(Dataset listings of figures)

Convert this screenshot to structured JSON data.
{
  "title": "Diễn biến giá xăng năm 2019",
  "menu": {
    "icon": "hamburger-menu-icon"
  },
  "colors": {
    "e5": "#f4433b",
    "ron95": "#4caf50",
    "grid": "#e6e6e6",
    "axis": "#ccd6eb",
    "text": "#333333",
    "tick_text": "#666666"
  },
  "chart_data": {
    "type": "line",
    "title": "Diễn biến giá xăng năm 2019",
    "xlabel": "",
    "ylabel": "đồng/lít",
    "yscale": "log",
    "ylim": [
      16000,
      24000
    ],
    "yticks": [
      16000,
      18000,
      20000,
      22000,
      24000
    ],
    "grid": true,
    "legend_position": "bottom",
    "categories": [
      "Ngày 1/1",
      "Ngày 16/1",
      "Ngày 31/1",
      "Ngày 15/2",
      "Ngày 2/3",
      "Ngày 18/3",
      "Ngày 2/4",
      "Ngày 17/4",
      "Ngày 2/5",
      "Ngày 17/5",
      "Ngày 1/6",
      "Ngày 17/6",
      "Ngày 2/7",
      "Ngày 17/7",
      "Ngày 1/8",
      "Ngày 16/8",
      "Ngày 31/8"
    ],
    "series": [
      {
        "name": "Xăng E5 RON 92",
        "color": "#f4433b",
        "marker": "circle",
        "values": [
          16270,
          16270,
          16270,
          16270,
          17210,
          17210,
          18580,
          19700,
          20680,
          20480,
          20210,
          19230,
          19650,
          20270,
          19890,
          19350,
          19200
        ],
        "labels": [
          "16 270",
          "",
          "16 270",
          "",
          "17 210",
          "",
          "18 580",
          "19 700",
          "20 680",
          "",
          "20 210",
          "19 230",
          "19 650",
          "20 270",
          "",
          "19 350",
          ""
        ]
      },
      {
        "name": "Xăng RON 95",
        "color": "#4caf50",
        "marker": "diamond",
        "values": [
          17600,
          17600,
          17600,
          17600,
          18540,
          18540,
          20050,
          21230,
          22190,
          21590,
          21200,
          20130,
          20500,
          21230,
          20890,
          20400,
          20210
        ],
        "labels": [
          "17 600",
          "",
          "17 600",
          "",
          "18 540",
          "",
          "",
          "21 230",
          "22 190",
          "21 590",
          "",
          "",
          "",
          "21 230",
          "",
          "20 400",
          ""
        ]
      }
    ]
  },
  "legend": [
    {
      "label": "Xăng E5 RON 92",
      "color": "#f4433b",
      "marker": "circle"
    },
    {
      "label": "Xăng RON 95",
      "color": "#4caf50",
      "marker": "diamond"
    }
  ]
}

▸ Aim:
Working from the material above, state how many lines contain "Diễn"; give only the number.

▸ Solution to this exercise:
2